** Start **

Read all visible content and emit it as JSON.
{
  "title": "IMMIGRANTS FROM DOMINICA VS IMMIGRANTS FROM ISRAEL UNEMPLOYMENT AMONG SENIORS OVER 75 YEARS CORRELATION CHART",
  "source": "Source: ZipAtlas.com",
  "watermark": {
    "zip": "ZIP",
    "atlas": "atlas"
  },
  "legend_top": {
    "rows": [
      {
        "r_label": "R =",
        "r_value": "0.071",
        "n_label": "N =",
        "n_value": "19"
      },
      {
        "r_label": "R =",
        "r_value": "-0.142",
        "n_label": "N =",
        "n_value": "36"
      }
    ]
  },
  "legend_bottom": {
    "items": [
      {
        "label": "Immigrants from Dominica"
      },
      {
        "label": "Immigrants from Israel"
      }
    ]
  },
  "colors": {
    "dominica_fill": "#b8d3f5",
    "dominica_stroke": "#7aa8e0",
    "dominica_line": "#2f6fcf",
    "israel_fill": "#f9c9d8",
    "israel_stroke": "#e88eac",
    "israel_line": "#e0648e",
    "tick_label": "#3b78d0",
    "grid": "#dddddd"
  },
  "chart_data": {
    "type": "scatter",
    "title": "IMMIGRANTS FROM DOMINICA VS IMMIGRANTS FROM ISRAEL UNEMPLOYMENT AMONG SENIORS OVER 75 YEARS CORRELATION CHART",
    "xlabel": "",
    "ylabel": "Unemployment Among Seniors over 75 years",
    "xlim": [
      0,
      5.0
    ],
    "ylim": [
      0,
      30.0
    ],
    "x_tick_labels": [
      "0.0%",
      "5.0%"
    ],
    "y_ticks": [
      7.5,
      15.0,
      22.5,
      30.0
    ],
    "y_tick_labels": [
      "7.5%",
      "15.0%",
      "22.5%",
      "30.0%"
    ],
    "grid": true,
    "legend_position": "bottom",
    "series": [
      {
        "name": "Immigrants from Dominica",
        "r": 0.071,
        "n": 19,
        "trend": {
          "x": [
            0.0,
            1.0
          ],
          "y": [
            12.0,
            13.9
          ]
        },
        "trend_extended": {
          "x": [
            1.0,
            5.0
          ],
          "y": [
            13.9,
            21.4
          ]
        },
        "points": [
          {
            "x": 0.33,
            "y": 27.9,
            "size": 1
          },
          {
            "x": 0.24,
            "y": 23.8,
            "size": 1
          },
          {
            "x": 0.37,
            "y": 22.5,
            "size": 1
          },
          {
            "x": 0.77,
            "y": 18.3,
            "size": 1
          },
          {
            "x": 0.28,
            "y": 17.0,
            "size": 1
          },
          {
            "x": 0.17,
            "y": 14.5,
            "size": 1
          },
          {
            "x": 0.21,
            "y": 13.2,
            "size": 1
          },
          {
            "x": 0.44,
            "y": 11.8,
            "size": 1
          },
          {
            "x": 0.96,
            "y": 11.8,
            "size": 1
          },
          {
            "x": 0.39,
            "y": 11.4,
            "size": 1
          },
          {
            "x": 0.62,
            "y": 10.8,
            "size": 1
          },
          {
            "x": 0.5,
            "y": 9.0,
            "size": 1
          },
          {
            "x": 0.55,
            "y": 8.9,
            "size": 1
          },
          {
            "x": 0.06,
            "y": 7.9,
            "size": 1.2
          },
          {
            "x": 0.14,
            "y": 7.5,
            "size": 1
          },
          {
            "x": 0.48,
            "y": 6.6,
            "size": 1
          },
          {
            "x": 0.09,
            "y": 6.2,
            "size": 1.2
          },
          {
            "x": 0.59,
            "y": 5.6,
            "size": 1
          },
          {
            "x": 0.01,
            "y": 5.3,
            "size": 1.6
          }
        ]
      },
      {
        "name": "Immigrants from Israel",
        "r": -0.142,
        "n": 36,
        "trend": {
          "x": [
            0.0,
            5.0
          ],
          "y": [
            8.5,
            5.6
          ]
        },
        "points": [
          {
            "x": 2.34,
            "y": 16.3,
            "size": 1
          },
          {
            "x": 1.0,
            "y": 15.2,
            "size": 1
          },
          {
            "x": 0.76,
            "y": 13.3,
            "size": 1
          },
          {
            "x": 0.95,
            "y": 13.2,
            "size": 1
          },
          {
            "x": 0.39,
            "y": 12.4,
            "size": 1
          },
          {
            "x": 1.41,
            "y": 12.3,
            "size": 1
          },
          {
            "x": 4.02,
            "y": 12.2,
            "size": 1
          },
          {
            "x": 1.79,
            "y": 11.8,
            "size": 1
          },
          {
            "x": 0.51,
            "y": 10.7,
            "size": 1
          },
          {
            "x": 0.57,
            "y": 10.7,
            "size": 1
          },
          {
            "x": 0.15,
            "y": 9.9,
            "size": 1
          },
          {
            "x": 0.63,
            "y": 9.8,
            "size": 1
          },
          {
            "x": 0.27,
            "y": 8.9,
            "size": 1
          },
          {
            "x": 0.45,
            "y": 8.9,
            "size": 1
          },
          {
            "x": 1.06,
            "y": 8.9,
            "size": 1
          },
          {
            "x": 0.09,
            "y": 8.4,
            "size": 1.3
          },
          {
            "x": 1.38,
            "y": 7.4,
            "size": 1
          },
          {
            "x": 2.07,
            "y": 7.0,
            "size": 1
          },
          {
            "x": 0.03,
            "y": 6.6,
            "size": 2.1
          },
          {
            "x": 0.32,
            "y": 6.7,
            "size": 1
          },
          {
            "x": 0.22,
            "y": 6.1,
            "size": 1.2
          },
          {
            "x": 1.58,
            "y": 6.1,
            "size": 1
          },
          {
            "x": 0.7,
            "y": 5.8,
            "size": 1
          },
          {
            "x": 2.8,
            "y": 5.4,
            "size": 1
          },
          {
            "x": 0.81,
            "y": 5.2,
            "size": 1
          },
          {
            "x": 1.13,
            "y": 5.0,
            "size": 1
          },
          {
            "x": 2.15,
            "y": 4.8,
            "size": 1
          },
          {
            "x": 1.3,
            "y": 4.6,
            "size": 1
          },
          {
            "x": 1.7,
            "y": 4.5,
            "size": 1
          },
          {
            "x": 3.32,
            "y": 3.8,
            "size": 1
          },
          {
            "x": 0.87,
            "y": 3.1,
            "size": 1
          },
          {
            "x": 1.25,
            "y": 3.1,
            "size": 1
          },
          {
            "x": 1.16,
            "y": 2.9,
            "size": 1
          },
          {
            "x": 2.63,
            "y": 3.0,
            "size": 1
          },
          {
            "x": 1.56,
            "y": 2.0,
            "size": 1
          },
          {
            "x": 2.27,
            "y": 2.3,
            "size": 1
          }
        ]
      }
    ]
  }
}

** End **
** Start **

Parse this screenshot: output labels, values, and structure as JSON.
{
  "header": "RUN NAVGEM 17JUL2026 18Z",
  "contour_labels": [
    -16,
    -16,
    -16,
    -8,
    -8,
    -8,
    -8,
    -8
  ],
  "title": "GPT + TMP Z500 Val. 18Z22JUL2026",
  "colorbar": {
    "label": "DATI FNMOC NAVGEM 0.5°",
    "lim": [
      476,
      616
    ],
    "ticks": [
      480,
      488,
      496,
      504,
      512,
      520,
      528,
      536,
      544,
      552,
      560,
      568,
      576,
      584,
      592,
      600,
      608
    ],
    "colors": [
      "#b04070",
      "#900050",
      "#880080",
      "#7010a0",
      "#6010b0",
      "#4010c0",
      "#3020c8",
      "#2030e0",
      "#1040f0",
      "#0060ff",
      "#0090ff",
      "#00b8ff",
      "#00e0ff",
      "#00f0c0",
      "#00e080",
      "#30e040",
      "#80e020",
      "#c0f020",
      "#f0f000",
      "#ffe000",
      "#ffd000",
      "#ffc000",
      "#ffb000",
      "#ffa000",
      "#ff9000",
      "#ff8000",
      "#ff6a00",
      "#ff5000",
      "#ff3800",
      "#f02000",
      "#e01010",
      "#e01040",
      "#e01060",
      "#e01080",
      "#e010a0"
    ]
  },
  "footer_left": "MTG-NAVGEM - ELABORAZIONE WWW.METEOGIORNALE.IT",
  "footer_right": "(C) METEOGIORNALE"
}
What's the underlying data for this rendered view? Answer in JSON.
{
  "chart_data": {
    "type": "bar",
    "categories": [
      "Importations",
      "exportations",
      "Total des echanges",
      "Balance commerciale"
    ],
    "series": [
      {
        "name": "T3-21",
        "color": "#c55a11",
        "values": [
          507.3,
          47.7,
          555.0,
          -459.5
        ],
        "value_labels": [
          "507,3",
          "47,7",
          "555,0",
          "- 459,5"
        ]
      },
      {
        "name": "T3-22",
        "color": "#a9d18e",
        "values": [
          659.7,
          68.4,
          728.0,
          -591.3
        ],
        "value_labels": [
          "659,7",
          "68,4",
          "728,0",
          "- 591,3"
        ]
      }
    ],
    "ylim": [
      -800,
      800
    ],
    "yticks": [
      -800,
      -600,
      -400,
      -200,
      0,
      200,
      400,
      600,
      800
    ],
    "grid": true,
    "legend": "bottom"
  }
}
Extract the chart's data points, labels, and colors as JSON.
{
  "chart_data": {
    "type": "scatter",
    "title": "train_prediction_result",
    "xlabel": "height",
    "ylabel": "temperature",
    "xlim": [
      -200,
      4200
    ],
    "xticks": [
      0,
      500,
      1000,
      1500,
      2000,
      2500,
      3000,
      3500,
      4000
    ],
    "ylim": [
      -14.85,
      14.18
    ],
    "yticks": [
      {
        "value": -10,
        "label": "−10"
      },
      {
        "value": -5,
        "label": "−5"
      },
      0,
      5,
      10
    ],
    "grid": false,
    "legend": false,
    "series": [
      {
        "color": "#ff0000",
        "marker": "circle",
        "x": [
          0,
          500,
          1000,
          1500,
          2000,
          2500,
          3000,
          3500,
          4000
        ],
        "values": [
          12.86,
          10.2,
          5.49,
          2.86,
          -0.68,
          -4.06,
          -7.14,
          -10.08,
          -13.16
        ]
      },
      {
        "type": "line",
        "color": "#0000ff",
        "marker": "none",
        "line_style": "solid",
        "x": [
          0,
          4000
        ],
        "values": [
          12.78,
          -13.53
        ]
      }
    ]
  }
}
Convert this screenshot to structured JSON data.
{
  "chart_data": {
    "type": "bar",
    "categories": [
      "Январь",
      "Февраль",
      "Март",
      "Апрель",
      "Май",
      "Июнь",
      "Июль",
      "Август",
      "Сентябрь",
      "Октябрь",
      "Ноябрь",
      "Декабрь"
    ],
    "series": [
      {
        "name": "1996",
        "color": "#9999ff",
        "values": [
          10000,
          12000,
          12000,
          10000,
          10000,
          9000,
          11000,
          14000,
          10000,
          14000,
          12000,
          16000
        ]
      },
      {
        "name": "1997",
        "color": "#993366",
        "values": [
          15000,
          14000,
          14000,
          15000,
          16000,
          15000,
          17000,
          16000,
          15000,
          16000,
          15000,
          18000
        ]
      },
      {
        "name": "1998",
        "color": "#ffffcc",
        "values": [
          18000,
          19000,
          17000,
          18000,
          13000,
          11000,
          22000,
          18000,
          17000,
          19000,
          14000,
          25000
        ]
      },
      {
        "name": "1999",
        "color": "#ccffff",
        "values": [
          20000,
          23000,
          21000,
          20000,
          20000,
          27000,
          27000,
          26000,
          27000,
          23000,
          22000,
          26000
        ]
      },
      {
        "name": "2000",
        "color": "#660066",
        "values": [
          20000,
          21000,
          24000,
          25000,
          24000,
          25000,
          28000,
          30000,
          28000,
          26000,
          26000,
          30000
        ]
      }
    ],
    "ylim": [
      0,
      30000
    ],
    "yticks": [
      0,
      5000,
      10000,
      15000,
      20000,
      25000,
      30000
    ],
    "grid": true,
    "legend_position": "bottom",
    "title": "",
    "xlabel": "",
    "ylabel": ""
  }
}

** End **
** Start **

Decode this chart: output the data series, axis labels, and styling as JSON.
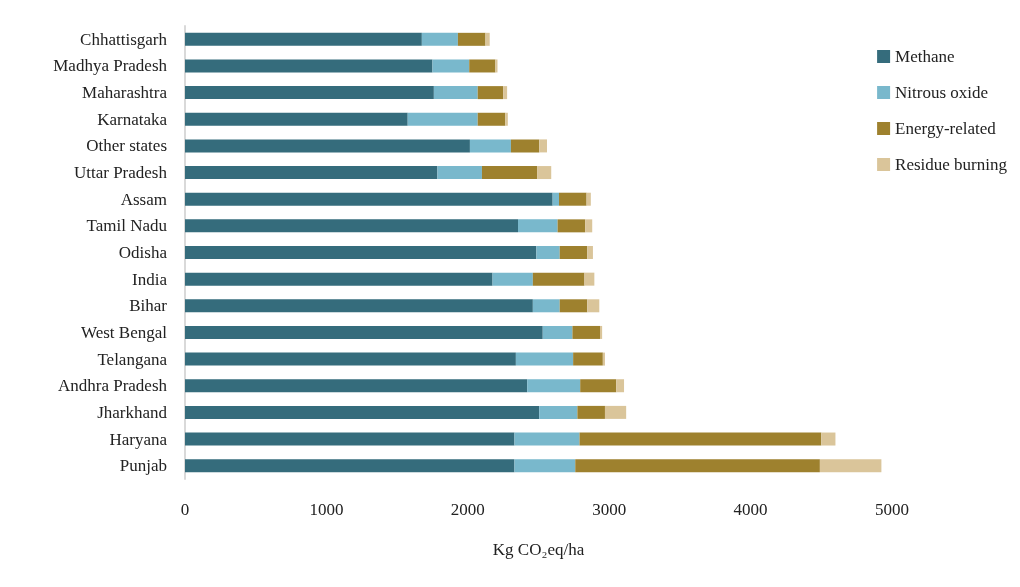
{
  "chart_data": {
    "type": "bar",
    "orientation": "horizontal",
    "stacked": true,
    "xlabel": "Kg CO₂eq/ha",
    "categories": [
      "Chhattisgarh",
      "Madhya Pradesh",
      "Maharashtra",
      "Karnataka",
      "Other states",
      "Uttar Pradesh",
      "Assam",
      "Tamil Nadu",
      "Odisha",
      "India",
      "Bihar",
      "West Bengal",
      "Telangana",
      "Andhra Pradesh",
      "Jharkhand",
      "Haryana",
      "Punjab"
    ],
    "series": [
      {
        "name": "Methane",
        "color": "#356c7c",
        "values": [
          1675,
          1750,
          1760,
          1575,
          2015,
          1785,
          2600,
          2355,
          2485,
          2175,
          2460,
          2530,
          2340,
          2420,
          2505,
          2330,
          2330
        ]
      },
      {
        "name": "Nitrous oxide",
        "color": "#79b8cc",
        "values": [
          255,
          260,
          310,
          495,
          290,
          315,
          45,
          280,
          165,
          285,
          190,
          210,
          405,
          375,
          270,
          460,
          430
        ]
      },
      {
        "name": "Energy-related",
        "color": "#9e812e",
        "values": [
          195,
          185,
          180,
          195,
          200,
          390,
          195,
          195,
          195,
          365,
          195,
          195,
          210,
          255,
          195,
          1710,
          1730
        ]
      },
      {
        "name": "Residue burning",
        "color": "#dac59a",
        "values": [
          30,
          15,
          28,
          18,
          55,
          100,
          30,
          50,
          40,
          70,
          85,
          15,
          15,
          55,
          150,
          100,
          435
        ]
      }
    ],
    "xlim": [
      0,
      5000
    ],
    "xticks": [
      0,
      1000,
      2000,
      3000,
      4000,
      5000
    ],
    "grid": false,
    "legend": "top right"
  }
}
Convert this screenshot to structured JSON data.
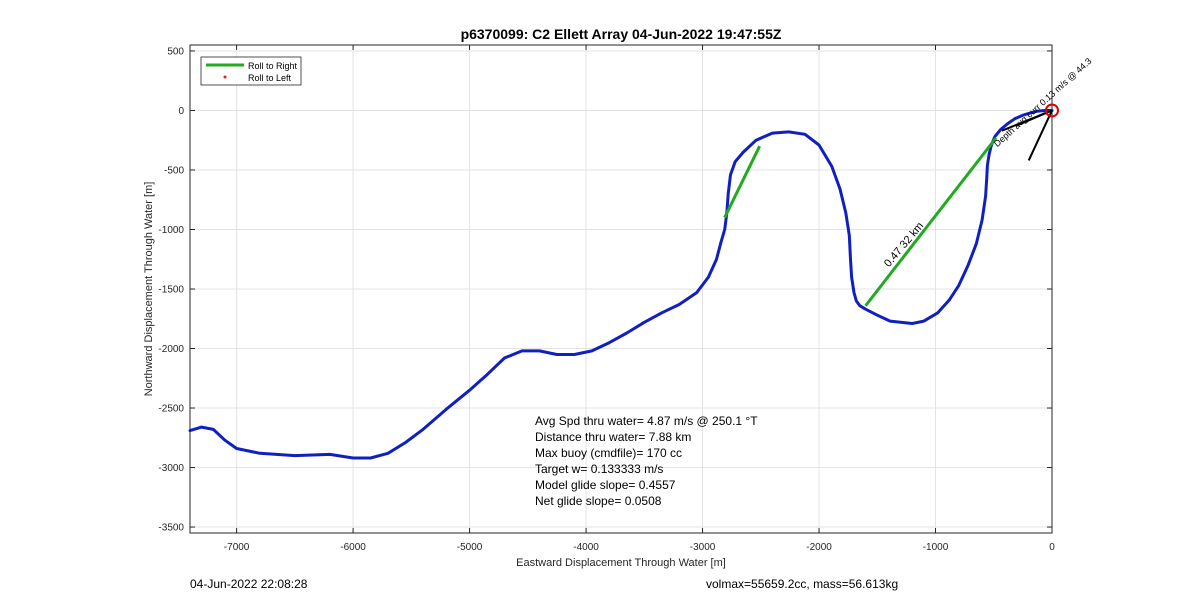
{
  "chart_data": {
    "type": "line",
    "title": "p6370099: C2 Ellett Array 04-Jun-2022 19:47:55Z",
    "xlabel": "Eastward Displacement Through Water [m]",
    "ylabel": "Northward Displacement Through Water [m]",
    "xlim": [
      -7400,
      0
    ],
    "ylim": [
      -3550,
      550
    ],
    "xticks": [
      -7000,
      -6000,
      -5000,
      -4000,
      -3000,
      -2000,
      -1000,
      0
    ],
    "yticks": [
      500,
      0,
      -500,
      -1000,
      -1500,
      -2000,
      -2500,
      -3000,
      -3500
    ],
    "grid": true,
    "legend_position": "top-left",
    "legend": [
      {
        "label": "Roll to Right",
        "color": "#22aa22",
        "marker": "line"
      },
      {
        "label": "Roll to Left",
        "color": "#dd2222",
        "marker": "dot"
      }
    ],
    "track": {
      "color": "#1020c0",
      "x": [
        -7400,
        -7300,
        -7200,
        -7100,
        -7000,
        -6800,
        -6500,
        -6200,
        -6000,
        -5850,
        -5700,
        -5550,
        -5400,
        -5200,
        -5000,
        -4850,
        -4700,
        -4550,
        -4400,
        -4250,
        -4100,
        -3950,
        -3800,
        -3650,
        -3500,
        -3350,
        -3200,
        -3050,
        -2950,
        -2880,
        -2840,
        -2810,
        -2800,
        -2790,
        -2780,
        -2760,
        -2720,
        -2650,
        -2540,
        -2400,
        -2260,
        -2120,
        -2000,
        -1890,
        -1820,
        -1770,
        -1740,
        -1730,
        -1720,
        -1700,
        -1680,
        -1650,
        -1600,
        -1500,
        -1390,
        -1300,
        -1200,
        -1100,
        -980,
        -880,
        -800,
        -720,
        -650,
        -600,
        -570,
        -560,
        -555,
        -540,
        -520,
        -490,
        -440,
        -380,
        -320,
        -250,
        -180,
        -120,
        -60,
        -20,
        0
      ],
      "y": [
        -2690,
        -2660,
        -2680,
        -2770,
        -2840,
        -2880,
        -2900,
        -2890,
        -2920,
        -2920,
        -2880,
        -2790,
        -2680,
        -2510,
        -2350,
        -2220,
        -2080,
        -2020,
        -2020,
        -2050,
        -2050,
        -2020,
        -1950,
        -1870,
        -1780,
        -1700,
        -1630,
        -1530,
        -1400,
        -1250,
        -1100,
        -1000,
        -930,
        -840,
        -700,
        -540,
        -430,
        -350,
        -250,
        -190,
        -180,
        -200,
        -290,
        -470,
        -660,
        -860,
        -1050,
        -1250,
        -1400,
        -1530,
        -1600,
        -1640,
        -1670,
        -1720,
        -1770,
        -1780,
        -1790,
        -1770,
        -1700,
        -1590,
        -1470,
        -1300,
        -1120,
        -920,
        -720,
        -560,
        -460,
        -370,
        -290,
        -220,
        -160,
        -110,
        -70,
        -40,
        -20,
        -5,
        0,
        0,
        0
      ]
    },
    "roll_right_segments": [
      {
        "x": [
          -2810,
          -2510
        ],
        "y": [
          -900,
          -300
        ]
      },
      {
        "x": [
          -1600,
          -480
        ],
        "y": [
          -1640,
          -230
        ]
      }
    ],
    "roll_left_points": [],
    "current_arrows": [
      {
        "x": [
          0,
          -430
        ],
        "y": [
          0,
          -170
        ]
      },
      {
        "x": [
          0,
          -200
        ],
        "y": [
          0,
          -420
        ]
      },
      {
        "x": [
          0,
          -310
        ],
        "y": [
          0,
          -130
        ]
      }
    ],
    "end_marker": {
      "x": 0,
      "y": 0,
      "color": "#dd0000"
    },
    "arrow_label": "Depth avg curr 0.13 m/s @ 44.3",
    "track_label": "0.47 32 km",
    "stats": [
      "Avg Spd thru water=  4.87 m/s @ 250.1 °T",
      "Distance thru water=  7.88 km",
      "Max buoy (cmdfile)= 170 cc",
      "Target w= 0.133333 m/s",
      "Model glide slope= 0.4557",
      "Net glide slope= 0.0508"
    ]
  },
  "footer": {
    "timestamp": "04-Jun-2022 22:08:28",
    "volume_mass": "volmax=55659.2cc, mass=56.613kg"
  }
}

** End **

*TASK GOAL*
Find each line that has the word "JSON", then copy it out.

*FINAL ANSWER*
Read all visible content and emit it as JSON.
Parse this screenshot: output labels, values, and structure as JSON.
What's the underlying data for this rendered view? Answer in JSON.
Extract the chart's data points, labels, and colors as JSON.
Convert this screenshot to structured JSON data.
Decode this chart: output the data series, axis labels, and styling as JSON.
Convert this screenshot to structured JSON data.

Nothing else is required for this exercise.